┌─ SOURCE MATERIAL
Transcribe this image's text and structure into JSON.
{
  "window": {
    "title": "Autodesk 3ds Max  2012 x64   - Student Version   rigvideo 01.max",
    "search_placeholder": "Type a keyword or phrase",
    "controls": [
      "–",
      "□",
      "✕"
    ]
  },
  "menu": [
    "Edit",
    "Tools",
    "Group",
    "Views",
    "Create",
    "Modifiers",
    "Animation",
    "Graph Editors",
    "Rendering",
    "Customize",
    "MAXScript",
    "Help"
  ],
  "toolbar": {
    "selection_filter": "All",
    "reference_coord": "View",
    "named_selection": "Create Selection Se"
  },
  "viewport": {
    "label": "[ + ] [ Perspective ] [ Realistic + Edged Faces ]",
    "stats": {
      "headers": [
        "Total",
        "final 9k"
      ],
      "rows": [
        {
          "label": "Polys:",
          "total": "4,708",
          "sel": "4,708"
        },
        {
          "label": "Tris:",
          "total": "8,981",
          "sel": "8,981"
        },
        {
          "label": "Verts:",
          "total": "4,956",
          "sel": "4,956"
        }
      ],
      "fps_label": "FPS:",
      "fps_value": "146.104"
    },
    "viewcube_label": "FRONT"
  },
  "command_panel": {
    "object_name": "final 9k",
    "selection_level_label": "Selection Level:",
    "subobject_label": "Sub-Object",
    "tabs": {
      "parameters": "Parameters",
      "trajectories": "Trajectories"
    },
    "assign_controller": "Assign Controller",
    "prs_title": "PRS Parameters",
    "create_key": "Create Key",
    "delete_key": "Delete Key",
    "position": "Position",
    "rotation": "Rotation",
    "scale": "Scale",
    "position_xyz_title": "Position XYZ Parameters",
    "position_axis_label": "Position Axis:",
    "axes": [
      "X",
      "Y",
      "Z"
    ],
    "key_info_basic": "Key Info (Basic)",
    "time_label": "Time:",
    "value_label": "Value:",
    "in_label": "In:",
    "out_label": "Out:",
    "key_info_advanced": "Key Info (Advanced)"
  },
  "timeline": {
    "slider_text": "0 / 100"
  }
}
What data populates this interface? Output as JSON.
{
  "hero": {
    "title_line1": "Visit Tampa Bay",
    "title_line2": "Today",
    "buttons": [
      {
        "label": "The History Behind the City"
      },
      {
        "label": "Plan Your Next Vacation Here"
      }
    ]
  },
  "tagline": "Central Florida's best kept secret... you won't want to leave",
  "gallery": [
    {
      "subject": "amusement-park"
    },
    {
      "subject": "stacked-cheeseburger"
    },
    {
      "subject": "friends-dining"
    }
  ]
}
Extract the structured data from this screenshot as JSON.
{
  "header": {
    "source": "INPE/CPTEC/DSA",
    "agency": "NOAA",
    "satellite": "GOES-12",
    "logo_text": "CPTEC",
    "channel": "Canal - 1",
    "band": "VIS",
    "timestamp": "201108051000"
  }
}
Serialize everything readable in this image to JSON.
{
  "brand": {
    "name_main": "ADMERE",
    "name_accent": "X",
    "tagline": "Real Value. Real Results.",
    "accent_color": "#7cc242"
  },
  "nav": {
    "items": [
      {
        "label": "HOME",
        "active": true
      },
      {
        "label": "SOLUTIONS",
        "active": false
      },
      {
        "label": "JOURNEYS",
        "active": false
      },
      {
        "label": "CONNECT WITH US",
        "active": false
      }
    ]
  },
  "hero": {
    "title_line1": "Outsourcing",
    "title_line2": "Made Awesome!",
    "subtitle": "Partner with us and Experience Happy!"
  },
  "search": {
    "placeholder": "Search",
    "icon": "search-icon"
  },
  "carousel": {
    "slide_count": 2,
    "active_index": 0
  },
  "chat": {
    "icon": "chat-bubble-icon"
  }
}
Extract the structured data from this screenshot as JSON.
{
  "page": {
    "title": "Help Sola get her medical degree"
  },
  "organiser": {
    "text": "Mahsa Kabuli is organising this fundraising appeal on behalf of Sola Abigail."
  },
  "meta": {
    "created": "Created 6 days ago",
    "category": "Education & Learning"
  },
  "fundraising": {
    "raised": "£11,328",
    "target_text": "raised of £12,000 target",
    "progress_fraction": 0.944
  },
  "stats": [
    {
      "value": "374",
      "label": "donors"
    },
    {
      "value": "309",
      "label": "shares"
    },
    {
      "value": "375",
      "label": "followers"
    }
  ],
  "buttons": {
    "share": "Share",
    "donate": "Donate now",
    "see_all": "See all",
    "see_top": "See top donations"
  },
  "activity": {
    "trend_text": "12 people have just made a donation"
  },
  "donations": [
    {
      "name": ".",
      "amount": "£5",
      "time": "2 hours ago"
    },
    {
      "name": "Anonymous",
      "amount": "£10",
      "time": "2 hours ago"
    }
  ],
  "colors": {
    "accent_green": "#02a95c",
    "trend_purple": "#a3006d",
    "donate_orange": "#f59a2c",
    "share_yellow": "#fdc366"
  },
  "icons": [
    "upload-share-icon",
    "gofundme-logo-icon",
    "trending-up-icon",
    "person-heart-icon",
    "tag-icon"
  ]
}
└─
# WHAT YOU WILL DO:
From the listing above, reproduce all the lines exactly.

# SOLVED PROBLEM:
Transcribe this image's text and structure into JSON.
{
  "window": {
    "title": "Autodesk 3ds Max  2012 x64   - Student Version   rigvideo 01.max",
    "search_placeholder": "Type a keyword or phrase",
    "controls": [
      "–",
      "□",
      "✕"
    ]
  },
  "menu": [
    "Edit",
    "Tools",
    "Group",
    "Views",
    "Create",
    "Modifiers",
    "Animation",
    "Graph Editors",
    "Rendering",
    "Customize",
    "MAXScript",
    "Help"
  ],
  "toolbar": {
    "selection_filter": "All",
    "reference_coord": "View",
    "named_selection": "Create Selection Se"
  },
  "viewport": {
    "label": "[ + ] [ Perspective ] [ Realistic + Edged Faces ]",
    "stats": {
      "headers": [
        "Total",
        "final 9k"
      ],
      "rows": [
        {
          "label": "Polys:",
          "total": "4,708",
          "sel": "4,708"
        },
        {
          "label": "Tris:",
          "total": "8,981",
          "sel": "8,981"
        },
        {
          "label": "Verts:",
          "total": "4,956",
          "sel": "4,956"
        }
      ],
      "fps_label": "FPS:",
      "fps_value": "146.104"
    },
    "viewcube_label": "FRONT"
  },
  "command_panel": {
    "object_name": "final 9k",
    "selection_level_label": "Selection Level:",
    "subobject_label": "Sub-Object",
    "tabs": {
      "parameters": "Parameters",
      "trajectories": "Trajectories"
    },
    "assign_controller": "Assign Controller",
    "prs_title": "PRS Parameters",
    "create_key": "Create Key",
    "delete_key": "Delete Key",
    "position": "Position",
    "rotation": "Rotation",
    "scale": "Scale",
    "position_xyz_title": "Position XYZ Parameters",
    "position_axis_label": "Position Axis:",
    "axes": [
      "X",
      "Y",
      "Z"
    ],
    "key_info_basic": "Key Info (Basic)",
    "time_label": "Time:",
    "value_label": "Value:",
    "in_label": "In:",
    "out_label": "Out:",
    "key_info_advanced": "Key Info (Advanced)"
  },
  "timeline": {
    "slider_text": "0 / 100"
  }
}
What data populates this interface? Output as JSON.
{
  "hero": {
    "title_line1": "Visit Tampa Bay",
    "title_line2": "Today",
    "buttons": [
      {
        "label": "The History Behind the City"
      },
      {
        "label": "Plan Your Next Vacation Here"
      }
    ]
  },
  "tagline": "Central Florida's best kept secret... you won't want to leave",
  "gallery": [
    {
      "subject": "amusement-park"
    },
    {
      "subject": "stacked-cheeseburger"
    },
    {
      "subject": "friends-dining"
    }
  ]
}
Extract the structured data from this screenshot as JSON.
{
  "header": {
    "source": "INPE/CPTEC/DSA",
    "agency": "NOAA",
    "satellite": "GOES-12",
    "logo_text": "CPTEC",
    "channel": "Canal - 1",
    "band": "VIS",
    "timestamp": "201108051000"
  }
}
Serialize everything readable in this image to JSON.
{
  "brand": {
    "name_main": "ADMERE",
    "name_accent": "X",
    "tagline": "Real Value. Real Results.",
    "accent_color": "#7cc242"
  },
  "nav": {
    "items": [
      {
        "label": "HOME",
        "active": true
      },
      {
        "label": "SOLUTIONS",
        "active": false
      },
      {
        "label": "JOURNEYS",
        "active": false
      },
      {
        "label": "CONNECT WITH US",
        "active": false
      }
    ]
  },
  "hero": {
    "title_line1": "Outsourcing",
    "title_line2": "Made Awesome!",
    "subtitle": "Partner with us and Experience Happy!"
  },
  "search": {
    "placeholder": "Search",
    "icon": "search-icon"
  },
  "carousel": {
    "slide_count": 2,
    "active_index": 0
  },
  "chat": {
    "icon": "chat-bubble-icon"
  }
}
Extract the structured data from this screenshot as JSON.
{
  "page": {
    "title": "Help Sola get her medical degree"
  },
  "organiser": {
    "text": "Mahsa Kabuli is organising this fundraising appeal on behalf of Sola Abigail."
  },
  "meta": {
    "created": "Created 6 days ago",
    "category": "Education & Learning"
  },
  "fundraising": {
    "raised": "£11,328",
    "target_text": "raised of £12,000 target",
    "progress_fraction": 0.944
  },
  "stats": [
    {
      "value": "374",
      "label": "donors"
    },
    {
      "value": "309",
      "label": "shares"
    },
    {
      "value": "375",
      "label": "followers"
    }
  ],
  "buttons": {
    "share": "Share",
    "donate": "Donate now",
    "see_all": "See all",
    "see_top": "See top donations"
  },
  "activity": {
    "trend_text": "12 people have just made a donation"
  },
  "donations": [
    {
      "name": ".",
      "amount": "£5",
      "time": "2 hours ago"
    },
    {
      "name": "Anonymous",
      "amount": "£10",
      "time": "2 hours ago"
    }
  ],
  "colors": {
    "accent_green": "#02a95c",
    "trend_purple": "#a3006d",
    "donate_orange": "#f59a2c",
    "share_yellow": "#fdc366"
  },
  "icons": [
    "upload-share-icon",
    "gofundme-logo-icon",
    "trending-up-icon",
    "person-heart-icon",
    "tag-icon"
  ]
}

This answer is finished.